**OBJECTIVE:**
Search the material below for the string "Александра" and list each line that holds it.

**Saved data entries:**
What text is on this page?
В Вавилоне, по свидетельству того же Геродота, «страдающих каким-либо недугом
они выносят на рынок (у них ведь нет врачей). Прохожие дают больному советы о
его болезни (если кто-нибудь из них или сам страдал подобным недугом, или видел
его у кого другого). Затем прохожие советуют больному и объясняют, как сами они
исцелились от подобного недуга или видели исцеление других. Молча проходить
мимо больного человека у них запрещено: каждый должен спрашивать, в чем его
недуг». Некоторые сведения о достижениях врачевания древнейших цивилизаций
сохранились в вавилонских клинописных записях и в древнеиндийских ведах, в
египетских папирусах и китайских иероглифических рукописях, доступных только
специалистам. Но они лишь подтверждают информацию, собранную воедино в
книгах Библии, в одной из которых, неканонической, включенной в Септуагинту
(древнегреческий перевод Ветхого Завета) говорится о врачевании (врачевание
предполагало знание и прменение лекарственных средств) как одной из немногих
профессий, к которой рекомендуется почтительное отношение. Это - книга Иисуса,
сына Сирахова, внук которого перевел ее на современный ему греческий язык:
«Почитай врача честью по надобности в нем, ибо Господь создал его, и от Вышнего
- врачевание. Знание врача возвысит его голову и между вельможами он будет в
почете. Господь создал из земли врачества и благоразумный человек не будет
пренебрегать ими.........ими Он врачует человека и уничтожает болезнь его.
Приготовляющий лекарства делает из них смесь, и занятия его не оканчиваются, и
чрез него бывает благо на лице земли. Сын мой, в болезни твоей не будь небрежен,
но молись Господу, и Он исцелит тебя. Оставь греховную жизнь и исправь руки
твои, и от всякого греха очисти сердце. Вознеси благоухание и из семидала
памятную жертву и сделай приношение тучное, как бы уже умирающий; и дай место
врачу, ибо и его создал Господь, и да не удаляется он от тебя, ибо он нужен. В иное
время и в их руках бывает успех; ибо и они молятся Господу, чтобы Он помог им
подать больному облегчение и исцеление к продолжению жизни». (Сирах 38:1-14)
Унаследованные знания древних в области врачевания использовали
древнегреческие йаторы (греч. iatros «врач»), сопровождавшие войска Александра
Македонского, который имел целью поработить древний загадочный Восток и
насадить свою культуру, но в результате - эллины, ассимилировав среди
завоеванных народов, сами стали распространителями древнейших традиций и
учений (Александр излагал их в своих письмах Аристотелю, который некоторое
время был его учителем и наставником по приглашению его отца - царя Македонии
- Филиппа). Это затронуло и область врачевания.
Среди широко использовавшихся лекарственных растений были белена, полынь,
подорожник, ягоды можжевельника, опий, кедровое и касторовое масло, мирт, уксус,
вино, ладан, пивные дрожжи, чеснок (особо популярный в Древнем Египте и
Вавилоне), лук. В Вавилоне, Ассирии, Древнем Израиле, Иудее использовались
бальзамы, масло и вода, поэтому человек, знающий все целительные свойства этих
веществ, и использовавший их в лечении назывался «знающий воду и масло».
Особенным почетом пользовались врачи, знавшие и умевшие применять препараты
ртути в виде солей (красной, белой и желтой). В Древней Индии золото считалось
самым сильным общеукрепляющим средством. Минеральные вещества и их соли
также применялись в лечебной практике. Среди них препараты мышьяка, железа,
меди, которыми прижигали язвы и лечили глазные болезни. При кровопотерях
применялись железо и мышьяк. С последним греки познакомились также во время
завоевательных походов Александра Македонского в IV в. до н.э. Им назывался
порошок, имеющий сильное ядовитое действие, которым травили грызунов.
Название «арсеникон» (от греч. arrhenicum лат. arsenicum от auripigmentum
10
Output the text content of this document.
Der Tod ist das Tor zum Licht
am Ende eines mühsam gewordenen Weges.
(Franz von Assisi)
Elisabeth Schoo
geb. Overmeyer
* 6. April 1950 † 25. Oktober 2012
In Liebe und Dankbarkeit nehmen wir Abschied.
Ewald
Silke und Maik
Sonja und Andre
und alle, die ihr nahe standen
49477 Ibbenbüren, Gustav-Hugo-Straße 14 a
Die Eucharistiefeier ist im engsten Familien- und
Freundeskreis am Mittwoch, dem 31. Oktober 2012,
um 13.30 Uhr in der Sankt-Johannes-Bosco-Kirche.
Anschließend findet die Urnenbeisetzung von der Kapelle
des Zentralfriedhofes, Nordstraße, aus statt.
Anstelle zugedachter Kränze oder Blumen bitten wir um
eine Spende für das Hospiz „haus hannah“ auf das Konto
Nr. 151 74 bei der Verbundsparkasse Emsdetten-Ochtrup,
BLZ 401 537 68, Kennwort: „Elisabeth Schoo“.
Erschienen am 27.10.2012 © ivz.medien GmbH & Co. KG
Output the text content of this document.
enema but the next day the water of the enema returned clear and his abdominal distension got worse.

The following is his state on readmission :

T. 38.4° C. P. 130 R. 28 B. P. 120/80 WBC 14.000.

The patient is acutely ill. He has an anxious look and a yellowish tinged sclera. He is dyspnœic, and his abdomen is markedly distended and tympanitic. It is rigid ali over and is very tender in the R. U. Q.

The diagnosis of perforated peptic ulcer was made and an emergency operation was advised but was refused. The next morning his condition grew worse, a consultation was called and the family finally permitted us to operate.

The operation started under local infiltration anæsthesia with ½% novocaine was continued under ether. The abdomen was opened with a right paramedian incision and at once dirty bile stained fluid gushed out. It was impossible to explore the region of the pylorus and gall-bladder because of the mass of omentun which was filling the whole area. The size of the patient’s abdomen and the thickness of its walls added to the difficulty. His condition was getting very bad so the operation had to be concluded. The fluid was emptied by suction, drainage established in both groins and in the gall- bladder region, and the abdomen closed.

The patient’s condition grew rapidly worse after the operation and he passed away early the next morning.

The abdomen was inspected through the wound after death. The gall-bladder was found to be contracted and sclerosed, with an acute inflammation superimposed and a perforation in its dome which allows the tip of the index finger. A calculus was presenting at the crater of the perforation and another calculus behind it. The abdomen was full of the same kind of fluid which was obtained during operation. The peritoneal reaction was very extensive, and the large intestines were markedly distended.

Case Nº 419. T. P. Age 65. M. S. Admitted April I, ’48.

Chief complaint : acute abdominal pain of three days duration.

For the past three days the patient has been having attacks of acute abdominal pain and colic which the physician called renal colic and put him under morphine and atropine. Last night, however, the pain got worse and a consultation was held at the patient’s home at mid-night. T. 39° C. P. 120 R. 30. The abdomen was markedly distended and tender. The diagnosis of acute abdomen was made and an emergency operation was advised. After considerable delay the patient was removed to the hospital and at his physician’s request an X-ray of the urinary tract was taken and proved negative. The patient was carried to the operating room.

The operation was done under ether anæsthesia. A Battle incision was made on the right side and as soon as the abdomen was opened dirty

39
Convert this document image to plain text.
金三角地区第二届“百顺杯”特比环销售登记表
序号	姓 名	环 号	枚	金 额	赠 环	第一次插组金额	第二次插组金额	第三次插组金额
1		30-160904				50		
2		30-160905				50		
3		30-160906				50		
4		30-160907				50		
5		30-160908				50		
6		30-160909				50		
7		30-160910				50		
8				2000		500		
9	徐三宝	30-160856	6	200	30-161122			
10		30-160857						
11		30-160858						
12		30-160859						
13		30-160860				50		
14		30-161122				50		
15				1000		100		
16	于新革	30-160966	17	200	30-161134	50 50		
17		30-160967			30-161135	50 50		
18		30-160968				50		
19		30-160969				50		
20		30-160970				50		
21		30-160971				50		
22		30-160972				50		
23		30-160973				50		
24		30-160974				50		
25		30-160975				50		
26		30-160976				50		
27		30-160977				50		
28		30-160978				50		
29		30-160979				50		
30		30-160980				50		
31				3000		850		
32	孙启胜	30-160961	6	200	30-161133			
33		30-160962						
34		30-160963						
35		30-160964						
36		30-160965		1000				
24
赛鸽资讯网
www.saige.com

**OUTPUT OF THE EXERCISE:**
древнегреческие йаторы (греч. iatros «врач»), сопровождавшие войска Александра
завоевательных походов Александра Македонского в IV в. до н.э. Им назывался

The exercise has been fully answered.